BRANO DI TESTO:
☆ ☆ ☆ ☆ ☆

Carcere duro, privazione della libertà, colpa e pena. Sono i temi affrontati dall’opera “Da una casa di morti”, di Leoš Janáček, ispirata alle omonime memorie romanzate di Fëdor Dostoevskij nelle quali lo scrittore racconta la vita dei detenuti in un campo di prigionia in Siberia, dove lui stesso era stato imprigionato per quattro anni. L’ultimo capolavoro del compositore ceco, messo in scena all’Opera di Roma lo scorso maggio, è proposto da Rai Cultura in prima TV giovedì 16 novembre alle 21.15 su Rai 5.
L’allestimento, proposto in prima italiana, è firmato dal regista polacco Krzysztof Warlikowski, Leone d’Oro della Biennale Teatro a Venezia e al suo debutto operistico nel nostro Paese. Lo spettacolo è realizzato in coproduzione con la Royal Opera House Covent Garden di Londra, il Théâtre de La Monnaie di Bruxelles e l’Opéra national de Lyon. Sul podio il giovane bielorusso Dmitry Matvienko, anche lui al suo debutto operistico in Italia. Classe 1990, nel 2021 ha vinto il Primo Premio e il Premio del Pubblico alla prestigiosa Malko Competition di Copenaghen.
L’opera è un lavoro corale, in cui i personaggi emergono di volta in volta dall’anonimato per raccontare i crimini che li hanno condotti all’incarcerazione, le proprie sofferenze e le violenze subite nei gulag siberiani. A reinterpretare e restituire alla riflessione contemporanea il soggetto della detenzione punitiva del libretto, realizzato dallo stesso Janáček partendo da Memorie da una casa di morti di Dostoevskij, è ora Warlikowski che, nel corso della sua carriera, è stato insignito di numerosi premi nazionali e internazionali per la spinta riformistica del suo linguaggio teatrale. Per questo allestimento ha ricevuto nel 2019 il premio per la Miglior Nuova Produzione agli International Opera Awards di Londra.

☆ ☆ ☆ ☆ ☆

SET DI DATI:
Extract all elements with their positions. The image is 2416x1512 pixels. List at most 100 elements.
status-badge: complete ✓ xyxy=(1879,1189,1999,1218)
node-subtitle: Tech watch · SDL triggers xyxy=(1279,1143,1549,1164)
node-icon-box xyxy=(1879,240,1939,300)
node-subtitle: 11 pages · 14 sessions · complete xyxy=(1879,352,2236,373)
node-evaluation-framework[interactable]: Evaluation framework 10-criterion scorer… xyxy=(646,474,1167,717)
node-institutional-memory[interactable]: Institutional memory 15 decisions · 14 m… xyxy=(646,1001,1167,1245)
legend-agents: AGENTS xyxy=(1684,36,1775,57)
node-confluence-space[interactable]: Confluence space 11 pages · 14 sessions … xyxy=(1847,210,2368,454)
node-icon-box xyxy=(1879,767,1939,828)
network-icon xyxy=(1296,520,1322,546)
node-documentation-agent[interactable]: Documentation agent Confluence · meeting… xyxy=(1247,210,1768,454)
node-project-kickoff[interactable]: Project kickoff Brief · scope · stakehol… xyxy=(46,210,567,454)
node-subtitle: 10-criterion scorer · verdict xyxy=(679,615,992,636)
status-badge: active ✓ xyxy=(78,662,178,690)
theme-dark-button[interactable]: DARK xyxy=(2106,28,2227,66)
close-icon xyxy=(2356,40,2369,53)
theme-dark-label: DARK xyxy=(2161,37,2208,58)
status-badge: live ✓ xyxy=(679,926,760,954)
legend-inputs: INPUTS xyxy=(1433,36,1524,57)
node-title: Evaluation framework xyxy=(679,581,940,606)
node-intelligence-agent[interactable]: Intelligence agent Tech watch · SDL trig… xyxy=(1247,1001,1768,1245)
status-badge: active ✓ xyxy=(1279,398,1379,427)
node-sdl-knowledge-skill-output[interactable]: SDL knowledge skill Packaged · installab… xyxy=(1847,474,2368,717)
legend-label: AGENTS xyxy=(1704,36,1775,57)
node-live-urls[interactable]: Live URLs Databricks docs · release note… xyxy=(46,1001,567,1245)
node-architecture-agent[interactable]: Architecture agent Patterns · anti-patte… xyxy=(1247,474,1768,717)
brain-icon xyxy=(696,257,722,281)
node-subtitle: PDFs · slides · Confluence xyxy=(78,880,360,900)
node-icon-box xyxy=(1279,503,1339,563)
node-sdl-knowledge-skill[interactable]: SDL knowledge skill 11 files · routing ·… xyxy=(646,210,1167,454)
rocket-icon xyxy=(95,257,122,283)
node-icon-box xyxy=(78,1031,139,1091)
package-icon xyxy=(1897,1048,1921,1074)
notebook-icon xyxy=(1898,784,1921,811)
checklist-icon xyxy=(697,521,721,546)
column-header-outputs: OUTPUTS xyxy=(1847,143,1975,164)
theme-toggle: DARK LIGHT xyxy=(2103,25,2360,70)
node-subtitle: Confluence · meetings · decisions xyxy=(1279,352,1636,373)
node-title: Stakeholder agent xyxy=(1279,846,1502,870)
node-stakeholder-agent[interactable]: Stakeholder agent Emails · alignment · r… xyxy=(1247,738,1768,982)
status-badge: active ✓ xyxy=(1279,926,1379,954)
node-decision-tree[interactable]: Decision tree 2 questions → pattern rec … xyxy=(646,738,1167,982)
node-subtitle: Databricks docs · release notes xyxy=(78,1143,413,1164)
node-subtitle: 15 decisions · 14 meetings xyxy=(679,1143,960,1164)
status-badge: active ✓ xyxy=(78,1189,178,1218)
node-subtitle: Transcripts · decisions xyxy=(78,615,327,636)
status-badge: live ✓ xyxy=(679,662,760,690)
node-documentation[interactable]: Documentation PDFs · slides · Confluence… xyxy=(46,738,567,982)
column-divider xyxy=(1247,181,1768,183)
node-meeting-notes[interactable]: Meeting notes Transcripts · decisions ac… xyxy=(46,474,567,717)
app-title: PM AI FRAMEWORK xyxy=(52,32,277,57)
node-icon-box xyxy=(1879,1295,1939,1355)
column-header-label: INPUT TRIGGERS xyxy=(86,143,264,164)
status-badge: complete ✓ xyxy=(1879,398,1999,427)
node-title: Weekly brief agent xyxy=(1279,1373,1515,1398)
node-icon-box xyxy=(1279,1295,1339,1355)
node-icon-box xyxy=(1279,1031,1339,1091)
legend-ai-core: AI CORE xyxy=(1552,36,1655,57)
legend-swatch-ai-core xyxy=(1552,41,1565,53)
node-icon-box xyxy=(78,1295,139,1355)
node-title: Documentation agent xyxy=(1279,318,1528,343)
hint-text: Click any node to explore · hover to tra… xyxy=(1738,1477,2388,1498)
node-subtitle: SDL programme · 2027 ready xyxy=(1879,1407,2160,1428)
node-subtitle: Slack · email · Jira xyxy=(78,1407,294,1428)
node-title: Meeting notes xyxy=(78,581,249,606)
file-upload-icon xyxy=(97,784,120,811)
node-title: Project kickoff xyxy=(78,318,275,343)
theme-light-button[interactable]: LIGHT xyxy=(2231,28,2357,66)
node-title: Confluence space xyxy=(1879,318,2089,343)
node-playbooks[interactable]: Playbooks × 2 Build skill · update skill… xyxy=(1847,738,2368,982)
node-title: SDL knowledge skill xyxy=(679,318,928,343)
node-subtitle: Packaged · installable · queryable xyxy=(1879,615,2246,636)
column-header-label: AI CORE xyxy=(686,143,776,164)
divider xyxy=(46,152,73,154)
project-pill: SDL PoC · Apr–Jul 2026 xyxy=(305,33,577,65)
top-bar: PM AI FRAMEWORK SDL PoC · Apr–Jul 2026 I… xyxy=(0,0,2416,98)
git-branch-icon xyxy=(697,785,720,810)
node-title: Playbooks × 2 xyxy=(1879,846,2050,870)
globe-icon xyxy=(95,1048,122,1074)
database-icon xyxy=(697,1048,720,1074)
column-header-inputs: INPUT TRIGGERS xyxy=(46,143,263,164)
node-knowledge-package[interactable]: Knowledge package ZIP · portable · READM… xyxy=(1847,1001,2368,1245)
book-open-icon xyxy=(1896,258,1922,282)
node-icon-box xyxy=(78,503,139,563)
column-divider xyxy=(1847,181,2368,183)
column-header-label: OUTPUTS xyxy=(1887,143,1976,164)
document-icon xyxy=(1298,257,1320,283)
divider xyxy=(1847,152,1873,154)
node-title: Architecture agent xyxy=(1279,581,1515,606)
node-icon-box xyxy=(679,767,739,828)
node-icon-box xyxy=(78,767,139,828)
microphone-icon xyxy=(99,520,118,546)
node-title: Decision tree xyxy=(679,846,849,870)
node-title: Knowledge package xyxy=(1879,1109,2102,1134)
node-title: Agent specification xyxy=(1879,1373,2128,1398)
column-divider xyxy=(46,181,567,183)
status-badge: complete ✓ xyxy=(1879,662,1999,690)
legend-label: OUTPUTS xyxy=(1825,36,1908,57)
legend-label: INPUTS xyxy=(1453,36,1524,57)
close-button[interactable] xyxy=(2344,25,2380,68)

☆ ☆ ☆ ☆ ☆

ATTIVITÀ:
1) Riscrivi in forma di elenco il paragrafo del brano su «Da una casa di morti» che inizia con «L'allestimento, proposto in prima italiana», conservandone i fatti principali.
2) Prosegui, per favore, il brano su «Da una casa di morti» partendo dopo la sua ultima frase.
Le righe non hanno alcun legame con il brano su «Da una casa di morti».

RISPOSTE:
1)
- Allestimento in prima italiana firmato dal regista polacco Krzysztof Warlikowski, Leone d'Oro della Biennale Teatro a Venezia, al suo debutto operistico in Italia.
- Coproduzione con la Royal Opera House Covent Garden di Londra, il Théâtre de La Monnaie di Bruxelles e l'Opéra national de Lyon.
- Direzione affidata al giovane bielorusso Dmitry Matvienko, classe 1990, anche lui al debutto operistico in Italia.
- Nel 2021 Matvienko ha vinto il Primo Premio e il Premio del Pubblico alla Malko Competition di Copenaghen.

2)
Sul palco un cast internazionale che vede in primo piano il basso-baritono statunitense Mark S. Doss nel ruolo di Alexandr Petrovič Gorjančikov e il tenore Pascal Charbonneau nelle vesti del giovane tartaro Aljeja. Tra i tenori anche Štefan Margita (Filka Morozov), Erin Caves (Il grande prigioniero), Julian Hubbard (Skuratov), Marcello Nardis (Kedril), Pawel Żak (Il giovane prigioniero), Michael J. Scott (Šapkin), Christopher Lemmings (Čerevin) e Colin Judson (Il vecchio prigioniero), i baritoni sono Lukáš Zeman (Il piccolo prigioniero Nikita/Čekunov/Cuoco), Aleš Jenis (Il fabbro/Un prigioniero) e Leigh Melrose (Šiškov), il basso è Clive Bayley (Il direttore della prigione). Completano il cast Eduardo Niave (il prigioniero ubriaco), talento di “Fabbrica” Young Artist Program del Teatro dell’Opera di Roma, Carolyn Sproule, unica voce femminile nel ruolo della prostituta, Maestro del coro è Ciro Visco. In linea con la produzione della Royal Opera House di Londra del 2018, la drammaturgia è a cura di Christian Longchamp e le scene e i costumi sono di Małgorzata Szczęśniak. Alle luci Felice Ross e ai video Denis Guéguin. I movimenti coreografici sono di Claude Bardouil.